- **Objective**
Using the entries below, output exactly the line containing "Output a JSON" and all lines that follow it to the end.

- **Material provided**
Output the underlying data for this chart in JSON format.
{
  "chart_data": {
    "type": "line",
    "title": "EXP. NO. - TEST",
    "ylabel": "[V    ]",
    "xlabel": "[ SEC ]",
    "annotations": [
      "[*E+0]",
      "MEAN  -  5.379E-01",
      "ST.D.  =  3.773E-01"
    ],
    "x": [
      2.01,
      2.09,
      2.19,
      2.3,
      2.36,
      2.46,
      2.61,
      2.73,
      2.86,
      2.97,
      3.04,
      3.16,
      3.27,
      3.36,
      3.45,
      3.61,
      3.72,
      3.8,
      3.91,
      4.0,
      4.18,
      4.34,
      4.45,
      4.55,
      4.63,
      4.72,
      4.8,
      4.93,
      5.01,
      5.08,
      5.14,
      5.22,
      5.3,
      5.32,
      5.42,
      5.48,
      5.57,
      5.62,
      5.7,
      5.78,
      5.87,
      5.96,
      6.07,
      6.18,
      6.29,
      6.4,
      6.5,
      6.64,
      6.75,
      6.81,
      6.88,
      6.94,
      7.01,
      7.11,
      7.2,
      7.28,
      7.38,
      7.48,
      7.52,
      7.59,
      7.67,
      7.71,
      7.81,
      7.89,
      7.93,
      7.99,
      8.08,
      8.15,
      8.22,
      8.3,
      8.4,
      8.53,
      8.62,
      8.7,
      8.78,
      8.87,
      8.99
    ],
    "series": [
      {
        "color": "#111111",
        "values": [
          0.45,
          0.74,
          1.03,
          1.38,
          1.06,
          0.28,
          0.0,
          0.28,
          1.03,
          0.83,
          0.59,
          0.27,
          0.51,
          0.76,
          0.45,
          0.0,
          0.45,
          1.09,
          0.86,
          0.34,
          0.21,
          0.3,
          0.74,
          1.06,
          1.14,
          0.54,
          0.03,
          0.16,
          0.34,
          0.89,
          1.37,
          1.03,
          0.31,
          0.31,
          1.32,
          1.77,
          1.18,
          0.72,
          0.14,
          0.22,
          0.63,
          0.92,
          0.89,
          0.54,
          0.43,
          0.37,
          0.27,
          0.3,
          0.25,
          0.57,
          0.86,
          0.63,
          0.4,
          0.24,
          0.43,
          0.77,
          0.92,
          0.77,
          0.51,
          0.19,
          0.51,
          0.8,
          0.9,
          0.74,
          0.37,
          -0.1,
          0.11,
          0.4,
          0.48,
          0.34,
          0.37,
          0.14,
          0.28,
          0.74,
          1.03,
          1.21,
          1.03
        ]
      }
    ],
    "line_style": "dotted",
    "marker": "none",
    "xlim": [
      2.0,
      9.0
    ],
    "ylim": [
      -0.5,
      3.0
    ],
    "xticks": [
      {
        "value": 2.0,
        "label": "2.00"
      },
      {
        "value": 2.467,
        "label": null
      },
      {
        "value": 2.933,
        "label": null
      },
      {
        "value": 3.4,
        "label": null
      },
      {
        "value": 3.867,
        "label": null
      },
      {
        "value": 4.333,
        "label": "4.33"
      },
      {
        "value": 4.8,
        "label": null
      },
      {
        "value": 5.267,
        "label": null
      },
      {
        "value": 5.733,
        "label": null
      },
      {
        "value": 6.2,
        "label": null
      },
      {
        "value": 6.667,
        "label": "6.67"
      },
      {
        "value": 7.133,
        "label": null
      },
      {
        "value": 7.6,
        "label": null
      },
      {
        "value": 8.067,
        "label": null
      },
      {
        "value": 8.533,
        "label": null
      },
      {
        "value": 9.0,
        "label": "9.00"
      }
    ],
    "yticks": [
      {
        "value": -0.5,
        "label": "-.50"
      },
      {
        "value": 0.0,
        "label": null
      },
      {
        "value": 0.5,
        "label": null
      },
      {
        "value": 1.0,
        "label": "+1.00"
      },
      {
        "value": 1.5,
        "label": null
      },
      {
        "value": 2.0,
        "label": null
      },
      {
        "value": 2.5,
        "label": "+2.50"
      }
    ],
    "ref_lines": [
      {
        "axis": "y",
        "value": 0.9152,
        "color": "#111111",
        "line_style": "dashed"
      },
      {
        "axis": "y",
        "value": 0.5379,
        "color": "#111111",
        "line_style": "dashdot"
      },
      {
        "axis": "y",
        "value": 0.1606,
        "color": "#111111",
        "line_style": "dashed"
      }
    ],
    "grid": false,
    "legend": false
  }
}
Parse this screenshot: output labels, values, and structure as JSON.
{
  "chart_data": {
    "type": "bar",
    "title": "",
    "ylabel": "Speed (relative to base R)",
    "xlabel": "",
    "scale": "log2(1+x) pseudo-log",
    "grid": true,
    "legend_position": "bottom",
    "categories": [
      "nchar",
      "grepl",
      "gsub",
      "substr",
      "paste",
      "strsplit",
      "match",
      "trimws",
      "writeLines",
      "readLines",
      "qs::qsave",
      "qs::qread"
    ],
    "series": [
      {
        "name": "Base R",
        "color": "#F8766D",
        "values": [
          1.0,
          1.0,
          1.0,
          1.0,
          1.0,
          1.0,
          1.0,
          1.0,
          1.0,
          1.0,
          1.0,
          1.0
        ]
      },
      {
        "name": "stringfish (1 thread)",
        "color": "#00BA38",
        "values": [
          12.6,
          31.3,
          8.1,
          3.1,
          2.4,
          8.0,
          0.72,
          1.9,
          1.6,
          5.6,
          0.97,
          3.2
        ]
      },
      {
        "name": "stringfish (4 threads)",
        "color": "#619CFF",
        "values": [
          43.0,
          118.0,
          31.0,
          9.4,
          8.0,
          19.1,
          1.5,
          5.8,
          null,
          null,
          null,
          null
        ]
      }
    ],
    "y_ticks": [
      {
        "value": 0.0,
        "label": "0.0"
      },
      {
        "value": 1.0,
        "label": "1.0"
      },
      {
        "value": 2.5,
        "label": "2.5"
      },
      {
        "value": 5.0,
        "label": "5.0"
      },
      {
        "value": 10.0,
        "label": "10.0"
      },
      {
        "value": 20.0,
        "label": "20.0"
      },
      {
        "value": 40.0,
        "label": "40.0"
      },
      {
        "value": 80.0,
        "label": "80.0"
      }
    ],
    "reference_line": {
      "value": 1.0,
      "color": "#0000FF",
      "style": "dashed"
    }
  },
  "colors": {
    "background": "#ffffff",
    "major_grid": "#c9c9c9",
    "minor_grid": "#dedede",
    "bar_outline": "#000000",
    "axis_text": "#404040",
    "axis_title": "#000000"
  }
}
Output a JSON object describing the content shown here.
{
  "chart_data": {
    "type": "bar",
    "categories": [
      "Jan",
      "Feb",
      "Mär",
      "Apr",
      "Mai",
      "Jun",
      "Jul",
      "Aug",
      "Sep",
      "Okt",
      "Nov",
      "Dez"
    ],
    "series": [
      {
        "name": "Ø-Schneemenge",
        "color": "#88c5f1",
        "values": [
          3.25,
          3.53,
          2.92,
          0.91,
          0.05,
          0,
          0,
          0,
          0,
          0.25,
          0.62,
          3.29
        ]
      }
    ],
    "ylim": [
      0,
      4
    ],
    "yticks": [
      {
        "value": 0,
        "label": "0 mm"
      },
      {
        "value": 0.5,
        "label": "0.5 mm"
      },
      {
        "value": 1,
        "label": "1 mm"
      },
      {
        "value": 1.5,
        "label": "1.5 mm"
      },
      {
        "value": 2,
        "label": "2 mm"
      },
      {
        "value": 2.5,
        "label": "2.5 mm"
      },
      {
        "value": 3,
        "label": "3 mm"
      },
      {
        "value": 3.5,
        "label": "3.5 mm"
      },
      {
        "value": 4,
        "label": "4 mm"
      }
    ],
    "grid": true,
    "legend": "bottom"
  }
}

- **The response**
Output a JSON object describing the content shown here.
{
  "chart_data": {
    "type": "bar",
    "categories": [
      "Jan",
      "Feb",
      "Mär",
      "Apr",
      "Mai",
      "Jun",
      "Jul",
      "Aug",
      "Sep",
      "Okt",
      "Nov",
      "Dez"
    ],
    "series": [
      {
        "name": "Ø-Schneemenge",
        "color": "#88c5f1",
        "values": [
          3.25,
          3.53,
          2.92,
          0.91,
          0.05,
          0,
          0,
          0,
          0,
          0.25,
          0.62,
          3.29
        ]
      }
    ],
    "ylim": [
      0,
      4
    ],
    "yticks": [
      {
        "value": 0,
        "label": "0 mm"
      },
      {
        "value": 0.5,
        "label": "0.5 mm"
      },
      {
        "value": 1,
        "label": "1 mm"
      },
      {
        "value": 1.5,
        "label": "1.5 mm"
      },
      {
        "value": 2,
        "label": "2 mm"
      },
      {
        "value": 2.5,
        "label": "2.5 mm"
      },
      {
        "value": 3,
        "label": "3 mm"
      },
      {
        "value": 3.5,
        "label": "3.5 mm"
      },
      {
        "value": 4,
        "label": "4 mm"
      }
    ],
    "grid": true,
    "legend": "bottom"
  }
}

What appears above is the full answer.